# Exercise directions
Reproduce every entry in the listing without alteration.

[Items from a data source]
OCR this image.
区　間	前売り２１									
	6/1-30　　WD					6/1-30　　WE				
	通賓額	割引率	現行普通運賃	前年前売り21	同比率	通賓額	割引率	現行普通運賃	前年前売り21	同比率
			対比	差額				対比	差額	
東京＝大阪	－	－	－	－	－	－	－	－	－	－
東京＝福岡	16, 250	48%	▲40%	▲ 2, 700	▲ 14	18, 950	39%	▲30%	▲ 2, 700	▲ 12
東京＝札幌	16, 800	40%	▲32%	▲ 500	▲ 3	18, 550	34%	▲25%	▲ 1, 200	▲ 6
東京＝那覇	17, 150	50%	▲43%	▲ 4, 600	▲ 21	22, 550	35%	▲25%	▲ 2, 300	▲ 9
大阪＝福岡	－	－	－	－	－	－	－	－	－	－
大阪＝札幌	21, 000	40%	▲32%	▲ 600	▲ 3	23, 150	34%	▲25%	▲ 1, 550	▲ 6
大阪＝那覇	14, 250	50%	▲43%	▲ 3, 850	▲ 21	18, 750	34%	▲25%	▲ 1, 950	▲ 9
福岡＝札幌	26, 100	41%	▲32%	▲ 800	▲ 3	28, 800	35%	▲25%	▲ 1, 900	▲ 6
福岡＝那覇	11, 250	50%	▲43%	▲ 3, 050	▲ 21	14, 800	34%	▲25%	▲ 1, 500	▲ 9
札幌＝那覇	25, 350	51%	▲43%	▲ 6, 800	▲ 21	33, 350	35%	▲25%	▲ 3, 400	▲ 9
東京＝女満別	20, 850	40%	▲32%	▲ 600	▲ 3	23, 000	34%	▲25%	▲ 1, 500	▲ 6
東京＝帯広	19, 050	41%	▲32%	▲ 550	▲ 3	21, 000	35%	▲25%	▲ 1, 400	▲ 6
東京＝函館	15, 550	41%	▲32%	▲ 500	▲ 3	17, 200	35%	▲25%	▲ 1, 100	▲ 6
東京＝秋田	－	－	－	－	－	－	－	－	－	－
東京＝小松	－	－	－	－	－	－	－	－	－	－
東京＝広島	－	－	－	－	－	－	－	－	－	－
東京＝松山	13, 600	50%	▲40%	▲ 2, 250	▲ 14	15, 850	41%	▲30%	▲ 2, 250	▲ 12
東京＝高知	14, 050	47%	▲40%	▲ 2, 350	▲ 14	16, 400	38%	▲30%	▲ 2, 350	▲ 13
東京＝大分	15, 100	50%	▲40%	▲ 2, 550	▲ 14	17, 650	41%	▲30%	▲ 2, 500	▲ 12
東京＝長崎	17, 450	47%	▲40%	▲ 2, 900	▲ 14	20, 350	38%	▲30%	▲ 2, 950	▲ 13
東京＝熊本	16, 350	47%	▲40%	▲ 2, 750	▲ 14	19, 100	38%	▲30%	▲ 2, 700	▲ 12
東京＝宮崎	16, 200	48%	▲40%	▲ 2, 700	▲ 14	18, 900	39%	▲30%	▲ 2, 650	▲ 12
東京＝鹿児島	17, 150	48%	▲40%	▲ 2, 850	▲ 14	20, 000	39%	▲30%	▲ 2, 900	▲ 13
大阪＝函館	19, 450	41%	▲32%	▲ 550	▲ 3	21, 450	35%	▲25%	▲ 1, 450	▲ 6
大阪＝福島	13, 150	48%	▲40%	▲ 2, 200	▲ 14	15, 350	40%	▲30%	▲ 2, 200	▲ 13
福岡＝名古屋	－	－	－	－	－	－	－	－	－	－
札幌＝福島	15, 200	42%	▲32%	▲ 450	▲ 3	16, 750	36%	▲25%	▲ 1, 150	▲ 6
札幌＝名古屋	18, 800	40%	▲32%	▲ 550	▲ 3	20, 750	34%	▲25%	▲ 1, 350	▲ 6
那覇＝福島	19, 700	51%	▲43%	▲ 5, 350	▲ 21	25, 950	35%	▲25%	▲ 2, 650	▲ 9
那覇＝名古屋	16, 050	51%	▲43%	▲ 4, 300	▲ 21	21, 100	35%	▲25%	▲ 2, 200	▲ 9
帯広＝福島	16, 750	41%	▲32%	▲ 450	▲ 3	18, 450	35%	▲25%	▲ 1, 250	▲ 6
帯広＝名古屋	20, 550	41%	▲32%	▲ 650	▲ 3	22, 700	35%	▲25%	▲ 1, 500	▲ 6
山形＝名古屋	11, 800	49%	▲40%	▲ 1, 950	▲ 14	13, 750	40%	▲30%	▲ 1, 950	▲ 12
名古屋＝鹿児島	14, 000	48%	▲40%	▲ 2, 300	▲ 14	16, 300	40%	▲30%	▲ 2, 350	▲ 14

# Result below
OCR this image.
区　間	前売り２１									
	6/1-30　　WD					6/1-30　　WE				
	通賓額	割引率	現行普通運賃	前年前売り21	同比率	通賓額	割引率	現行普通運賃	前年前売り21	同比率
			対比	差額				対比	差額	
東京＝大阪	－	－	－	－	－	－	－	－	－	－
東京＝福岡	16, 250	48%	▲40%	▲ 2, 700	▲ 14	18, 950	39%	▲30%	▲ 2, 700	▲ 12
東京＝札幌	16, 800	40%	▲32%	▲ 500	▲ 3	18, 550	34%	▲25%	▲ 1, 200	▲ 6
東京＝那覇	17, 150	50%	▲43%	▲ 4, 600	▲ 21	22, 550	35%	▲25%	▲ 2, 300	▲ 9
大阪＝福岡	－	－	－	－	－	－	－	－	－	－
大阪＝札幌	21, 000	40%	▲32%	▲ 600	▲ 3	23, 150	34%	▲25%	▲ 1, 550	▲ 6
大阪＝那覇	14, 250	50%	▲43%	▲ 3, 850	▲ 21	18, 750	34%	▲25%	▲ 1, 950	▲ 9
福岡＝札幌	26, 100	41%	▲32%	▲ 800	▲ 3	28, 800	35%	▲25%	▲ 1, 900	▲ 6
福岡＝那覇	11, 250	50%	▲43%	▲ 3, 050	▲ 21	14, 800	34%	▲25%	▲ 1, 500	▲ 9
札幌＝那覇	25, 350	51%	▲43%	▲ 6, 800	▲ 21	33, 350	35%	▲25%	▲ 3, 400	▲ 9
東京＝女満別	20, 850	40%	▲32%	▲ 600	▲ 3	23, 000	34%	▲25%	▲ 1, 500	▲ 6
東京＝帯広	19, 050	41%	▲32%	▲ 550	▲ 3	21, 000	35%	▲25%	▲ 1, 400	▲ 6
東京＝函館	15, 550	41%	▲32%	▲ 500	▲ 3	17, 200	35%	▲25%	▲ 1, 100	▲ 6
東京＝秋田	－	－	－	－	－	－	－	－	－	－
東京＝小松	－	－	－	－	－	－	－	－	－	－
東京＝広島	－	－	－	－	－	－	－	－	－	－
東京＝松山	13, 600	50%	▲40%	▲ 2, 250	▲ 14	15, 850	41%	▲30%	▲ 2, 250	▲ 12
東京＝高知	14, 050	47%	▲40%	▲ 2, 350	▲ 14	16, 400	38%	▲30%	▲ 2, 350	▲ 13
東京＝大分	15, 100	50%	▲40%	▲ 2, 550	▲ 14	17, 650	41%	▲30%	▲ 2, 500	▲ 12
東京＝長崎	17, 450	47%	▲40%	▲ 2, 900	▲ 14	20, 350	38%	▲30%	▲ 2, 950	▲ 13
東京＝熊本	16, 350	47%	▲40%	▲ 2, 750	▲ 14	19, 100	38%	▲30%	▲ 2, 700	▲ 12
東京＝宮崎	16, 200	48%	▲40%	▲ 2, 700	▲ 14	18, 900	39%	▲30%	▲ 2, 650	▲ 12
東京＝鹿児島	17, 150	48%	▲40%	▲ 2, 850	▲ 14	20, 000	39%	▲30%	▲ 2, 900	▲ 13
大阪＝函館	19, 450	41%	▲32%	▲ 550	▲ 3	21, 450	35%	▲25%	▲ 1, 450	▲ 6
大阪＝福島	13, 150	48%	▲40%	▲ 2, 200	▲ 14	15, 350	40%	▲30%	▲ 2, 200	▲ 13
福岡＝名古屋	－	－	－	－	－	－	－	－	－	－
札幌＝福島	15, 200	42%	▲32%	▲ 450	▲ 3	16, 750	36%	▲25%	▲ 1, 150	▲ 6
札幌＝名古屋	18, 800	40%	▲32%	▲ 550	▲ 3	20, 750	34%	▲25%	▲ 1, 350	▲ 6
那覇＝福島	19, 700	51%	▲43%	▲ 5, 350	▲ 21	25, 950	35%	▲25%	▲ 2, 650	▲ 9
那覇＝名古屋	16, 050	51%	▲43%	▲ 4, 300	▲ 21	21, 100	35%	▲25%	▲ 2, 200	▲ 9
帯広＝福島	16, 750	41%	▲32%	▲ 450	▲ 3	18, 450	35%	▲25%	▲ 1, 250	▲ 6
帯広＝名古屋	20, 550	41%	▲32%	▲ 650	▲ 3	22, 700	35%	▲25%	▲ 1, 500	▲ 6
山形＝名古屋	11, 800	49%	▲40%	▲ 1, 950	▲ 14	13, 750	40%	▲30%	▲ 1, 950	▲ 12
名古屋＝鹿児島	14, 000	48%	▲40%	▲ 2, 300	▲ 14	16, 300	40%	▲30%	▲ 2, 350	▲ 14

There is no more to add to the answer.